# Task to complete:
The records below should be written out again, exactly.

┌─ Information provided

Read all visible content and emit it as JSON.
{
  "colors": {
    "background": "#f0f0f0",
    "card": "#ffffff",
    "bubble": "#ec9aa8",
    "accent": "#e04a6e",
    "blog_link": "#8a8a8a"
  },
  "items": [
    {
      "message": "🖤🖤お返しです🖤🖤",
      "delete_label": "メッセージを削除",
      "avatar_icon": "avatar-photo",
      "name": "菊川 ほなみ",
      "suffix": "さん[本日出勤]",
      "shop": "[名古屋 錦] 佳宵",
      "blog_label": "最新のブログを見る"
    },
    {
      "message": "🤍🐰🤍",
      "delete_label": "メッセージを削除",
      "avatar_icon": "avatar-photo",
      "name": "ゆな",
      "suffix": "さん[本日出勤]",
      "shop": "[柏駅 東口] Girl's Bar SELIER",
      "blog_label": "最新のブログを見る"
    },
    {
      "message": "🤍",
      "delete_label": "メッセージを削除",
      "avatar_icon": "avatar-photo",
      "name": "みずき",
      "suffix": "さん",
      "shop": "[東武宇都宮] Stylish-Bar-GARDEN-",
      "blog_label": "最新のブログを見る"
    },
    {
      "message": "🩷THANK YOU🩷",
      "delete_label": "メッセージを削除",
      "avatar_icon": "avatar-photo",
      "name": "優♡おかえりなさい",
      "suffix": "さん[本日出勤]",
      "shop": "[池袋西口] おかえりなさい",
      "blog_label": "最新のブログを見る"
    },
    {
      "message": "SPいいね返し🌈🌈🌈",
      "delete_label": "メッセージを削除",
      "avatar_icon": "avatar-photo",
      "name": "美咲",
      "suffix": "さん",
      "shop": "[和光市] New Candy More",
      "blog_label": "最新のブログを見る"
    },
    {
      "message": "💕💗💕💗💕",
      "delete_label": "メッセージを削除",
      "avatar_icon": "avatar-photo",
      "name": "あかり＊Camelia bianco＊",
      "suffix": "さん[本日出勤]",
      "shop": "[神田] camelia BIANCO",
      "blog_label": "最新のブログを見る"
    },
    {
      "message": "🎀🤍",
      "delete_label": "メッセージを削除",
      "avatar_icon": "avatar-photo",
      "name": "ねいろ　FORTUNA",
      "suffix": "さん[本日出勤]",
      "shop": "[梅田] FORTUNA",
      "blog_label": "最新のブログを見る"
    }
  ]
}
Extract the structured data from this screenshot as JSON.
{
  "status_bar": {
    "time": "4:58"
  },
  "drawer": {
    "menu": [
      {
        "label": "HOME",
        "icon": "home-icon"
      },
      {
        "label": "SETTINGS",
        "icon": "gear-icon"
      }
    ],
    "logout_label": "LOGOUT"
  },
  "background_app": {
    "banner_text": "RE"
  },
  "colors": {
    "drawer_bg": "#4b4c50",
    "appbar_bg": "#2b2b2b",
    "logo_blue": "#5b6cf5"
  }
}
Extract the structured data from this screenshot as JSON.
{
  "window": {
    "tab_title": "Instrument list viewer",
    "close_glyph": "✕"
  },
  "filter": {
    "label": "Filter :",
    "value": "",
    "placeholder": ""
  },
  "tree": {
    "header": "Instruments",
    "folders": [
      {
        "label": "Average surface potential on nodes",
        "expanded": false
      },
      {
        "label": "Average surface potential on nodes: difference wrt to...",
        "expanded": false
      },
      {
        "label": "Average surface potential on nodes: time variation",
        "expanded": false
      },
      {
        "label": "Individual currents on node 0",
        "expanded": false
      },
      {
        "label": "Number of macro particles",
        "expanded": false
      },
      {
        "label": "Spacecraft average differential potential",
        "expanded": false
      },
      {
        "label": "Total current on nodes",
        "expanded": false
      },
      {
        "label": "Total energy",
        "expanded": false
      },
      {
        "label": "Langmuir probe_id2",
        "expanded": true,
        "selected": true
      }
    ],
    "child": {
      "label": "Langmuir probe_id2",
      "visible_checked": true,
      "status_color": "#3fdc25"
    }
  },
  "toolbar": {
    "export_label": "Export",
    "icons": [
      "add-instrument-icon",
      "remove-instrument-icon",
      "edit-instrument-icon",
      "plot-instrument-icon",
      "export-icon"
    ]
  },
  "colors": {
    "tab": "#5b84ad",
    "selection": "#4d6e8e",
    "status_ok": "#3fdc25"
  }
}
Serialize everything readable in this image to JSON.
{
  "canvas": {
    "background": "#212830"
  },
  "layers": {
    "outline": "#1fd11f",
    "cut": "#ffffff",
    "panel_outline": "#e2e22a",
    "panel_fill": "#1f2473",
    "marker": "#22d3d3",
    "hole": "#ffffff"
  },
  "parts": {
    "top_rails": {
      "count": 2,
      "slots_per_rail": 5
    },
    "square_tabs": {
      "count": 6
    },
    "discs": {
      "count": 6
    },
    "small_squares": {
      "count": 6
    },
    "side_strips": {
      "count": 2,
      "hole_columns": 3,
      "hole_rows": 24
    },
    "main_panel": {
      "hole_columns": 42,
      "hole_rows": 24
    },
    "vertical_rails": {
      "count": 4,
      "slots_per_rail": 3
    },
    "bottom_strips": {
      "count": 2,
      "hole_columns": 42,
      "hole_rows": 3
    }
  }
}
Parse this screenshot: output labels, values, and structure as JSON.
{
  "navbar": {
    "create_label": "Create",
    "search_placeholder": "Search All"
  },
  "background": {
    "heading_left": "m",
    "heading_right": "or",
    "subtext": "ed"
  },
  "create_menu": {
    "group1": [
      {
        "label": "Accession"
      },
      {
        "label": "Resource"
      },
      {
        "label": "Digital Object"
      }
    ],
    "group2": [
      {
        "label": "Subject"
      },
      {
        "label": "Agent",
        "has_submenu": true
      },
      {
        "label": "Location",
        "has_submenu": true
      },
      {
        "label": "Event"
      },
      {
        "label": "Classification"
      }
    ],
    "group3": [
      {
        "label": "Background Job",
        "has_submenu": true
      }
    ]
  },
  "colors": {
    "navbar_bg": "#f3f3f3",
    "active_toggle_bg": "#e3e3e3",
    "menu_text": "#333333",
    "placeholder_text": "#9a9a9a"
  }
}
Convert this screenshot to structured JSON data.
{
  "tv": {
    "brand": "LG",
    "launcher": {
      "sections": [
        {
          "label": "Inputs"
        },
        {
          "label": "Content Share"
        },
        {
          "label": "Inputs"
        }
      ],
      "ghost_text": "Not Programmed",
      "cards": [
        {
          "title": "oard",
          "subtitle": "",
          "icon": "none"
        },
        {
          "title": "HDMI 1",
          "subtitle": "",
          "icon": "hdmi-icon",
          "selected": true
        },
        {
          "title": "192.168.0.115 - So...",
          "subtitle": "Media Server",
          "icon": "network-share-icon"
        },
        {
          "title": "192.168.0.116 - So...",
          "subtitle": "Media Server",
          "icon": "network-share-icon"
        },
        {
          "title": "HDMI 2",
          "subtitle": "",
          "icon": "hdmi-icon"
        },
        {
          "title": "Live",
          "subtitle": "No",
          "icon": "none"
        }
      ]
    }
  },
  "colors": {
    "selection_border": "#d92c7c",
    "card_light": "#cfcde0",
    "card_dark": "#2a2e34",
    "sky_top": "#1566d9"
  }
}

└─

# Solution to the exercise:
Read all visible content and emit it as JSON.
{
  "colors": {
    "background": "#f0f0f0",
    "card": "#ffffff",
    "bubble": "#ec9aa8",
    "accent": "#e04a6e",
    "blog_link": "#8a8a8a"
  },
  "items": [
    {
      "message": "🖤🖤お返しです🖤🖤",
      "delete_label": "メッセージを削除",
      "avatar_icon": "avatar-photo",
      "name": "菊川 ほなみ",
      "suffix": "さん[本日出勤]",
      "shop": "[名古屋 錦] 佳宵",
      "blog_label": "最新のブログを見る"
    },
    {
      "message": "🤍🐰🤍",
      "delete_label": "メッセージを削除",
      "avatar_icon": "avatar-photo",
      "name": "ゆな",
      "suffix": "さん[本日出勤]",
      "shop": "[柏駅 東口] Girl's Bar SELIER",
      "blog_label": "最新のブログを見る"
    },
    {
      "message": "🤍",
      "delete_label": "メッセージを削除",
      "avatar_icon": "avatar-photo",
      "name": "みずき",
      "suffix": "さん",
      "shop": "[東武宇都宮] Stylish-Bar-GARDEN-",
      "blog_label": "最新のブログを見る"
    },
    {
      "message": "🩷THANK YOU🩷",
      "delete_label": "メッセージを削除",
      "avatar_icon": "avatar-photo",
      "name": "優♡おかえりなさい",
      "suffix": "さん[本日出勤]",
      "shop": "[池袋西口] おかえりなさい",
      "blog_label": "最新のブログを見る"
    },
    {
      "message": "SPいいね返し🌈🌈🌈",
      "delete_label": "メッセージを削除",
      "avatar_icon": "avatar-photo",
      "name": "美咲",
      "suffix": "さん",
      "shop": "[和光市] New Candy More",
      "blog_label": "最新のブログを見る"
    },
    {
      "message": "💕💗💕💗💕",
      "delete_label": "メッセージを削除",
      "avatar_icon": "avatar-photo",
      "name": "あかり＊Camelia bianco＊",
      "suffix": "さん[本日出勤]",
      "shop": "[神田] camelia BIANCO",
      "blog_label": "最新のブログを見る"
    },
    {
      "message": "🎀🤍",
      "delete_label": "メッセージを削除",
      "avatar_icon": "avatar-photo",
      "name": "ねいろ　FORTUNA",
      "suffix": "さん[本日出勤]",
      "shop": "[梅田] FORTUNA",
      "blog_label": "最新のブログを見る"
    }
  ]
}
Extract the structured data from this screenshot as JSON.
{
  "status_bar": {
    "time": "4:58"
  },
  "drawer": {
    "menu": [
      {
        "label": "HOME",
        "icon": "home-icon"
      },
      {
        "label": "SETTINGS",
        "icon": "gear-icon"
      }
    ],
    "logout_label": "LOGOUT"
  },
  "background_app": {
    "banner_text": "RE"
  },
  "colors": {
    "drawer_bg": "#4b4c50",
    "appbar_bg": "#2b2b2b",
    "logo_blue": "#5b6cf5"
  }
}
Extract the structured data from this screenshot as JSON.
{
  "window": {
    "tab_title": "Instrument list viewer",
    "close_glyph": "✕"
  },
  "filter": {
    "label": "Filter :",
    "value": "",
    "placeholder": ""
  },
  "tree": {
    "header": "Instruments",
    "folders": [
      {
        "label": "Average surface potential on nodes",
        "expanded": false
      },
      {
        "label": "Average surface potential on nodes: difference wrt to...",
        "expanded": false
      },
      {
        "label": "Average surface potential on nodes: time variation",
        "expanded": false
      },
      {
        "label": "Individual currents on node 0",
        "expanded": false
      },
      {
        "label": "Number of macro particles",
        "expanded": false
      },
      {
        "label": "Spacecraft average differential potential",
        "expanded": false
      },
      {
        "label": "Total current on nodes",
        "expanded": false
      },
      {
        "label": "Total energy",
        "expanded": false
      },
      {
        "label": "Langmuir probe_id2",
        "expanded": true,
        "selected": true
      }
    ],
    "child": {
      "label": "Langmuir probe_id2",
      "visible_checked": true,
      "status_color": "#3fdc25"
    }
  },
  "toolbar": {
    "export_label": "Export",
    "icons": [
      "add-instrument-icon",
      "remove-instrument-icon",
      "edit-instrument-icon",
      "plot-instrument-icon",
      "export-icon"
    ]
  },
  "colors": {
    "tab": "#5b84ad",
    "selection": "#4d6e8e",
    "status_ok": "#3fdc25"
  }
}
Serialize everything readable in this image to JSON.
{
  "canvas": {
    "background": "#212830"
  },
  "layers": {
    "outline": "#1fd11f",
    "cut": "#ffffff",
    "panel_outline": "#e2e22a",
    "panel_fill": "#1f2473",
    "marker": "#22d3d3",
    "hole": "#ffffff"
  },
  "parts": {
    "top_rails": {
      "count": 2,
      "slots_per_rail": 5
    },
    "square_tabs": {
      "count": 6
    },
    "discs": {
      "count": 6
    },
    "small_squares": {
      "count": 6
    },
    "side_strips": {
      "count": 2,
      "hole_columns": 3,
      "hole_rows": 24
    },
    "main_panel": {
      "hole_columns": 42,
      "hole_rows": 24
    },
    "vertical_rails": {
      "count": 4,
      "slots_per_rail": 3
    },
    "bottom_strips": {
      "count": 2,
      "hole_columns": 42,
      "hole_rows": 3
    }
  }
}
Parse this screenshot: output labels, values, and structure as JSON.
{
  "navbar": {
    "create_label": "Create",
    "search_placeholder": "Search All"
  },
  "background": {
    "heading_left": "m",
    "heading_right": "or",
    "subtext": "ed"
  },
  "create_menu": {
    "group1": [
      {
        "label": "Accession"
      },
      {
        "label": "Resource"
      },
      {
        "label": "Digital Object"
      }
    ],
    "group2": [
      {
        "label": "Subject"
      },
      {
        "label": "Agent",
        "has_submenu": true
      },
      {
        "label": "Location",
        "has_submenu": true
      },
      {
        "label": "Event"
      },
      {
        "label": "Classification"
      }
    ],
    "group3": [
      {
        "label": "Background Job",
        "has_submenu": true
      }
    ]
  },
  "colors": {
    "navbar_bg": "#f3f3f3",
    "active_toggle_bg": "#e3e3e3",
    "menu_text": "#333333",
    "placeholder_text": "#9a9a9a"
  }
}
Convert this screenshot to structured JSON data.
{
  "tv": {
    "brand": "LG",
    "launcher": {
      "sections": [
        {
          "label": "Inputs"
        },
        {
          "label": "Content Share"
        },
        {
          "label": "Inputs"
        }
      ],
      "ghost_text": "Not Programmed",
      "cards": [
        {
          "title": "oard",
          "subtitle": "",
          "icon": "none"
        },
        {
          "title": "HDMI 1",
          "subtitle": "",
          "icon": "hdmi-icon",
          "selected": true
        },
        {
          "title": "192.168.0.115 - So...",
          "subtitle": "Media Server",
          "icon": "network-share-icon"
        },
        {
          "title": "192.168.0.116 - So...",
          "subtitle": "Media Server",
          "icon": "network-share-icon"
        },
        {
          "title": "HDMI 2",
          "subtitle": "",
          "icon": "hdmi-icon"
        },
        {
          "title": "Live",
          "subtitle": "No",
          "icon": "none"
        }
      ]
    }
  },
  "colors": {
    "selection_border": "#d92c7c",
    "card_light": "#cfcde0",
    "card_dark": "#2a2e34",
    "sky_top": "#1566d9"
  }
}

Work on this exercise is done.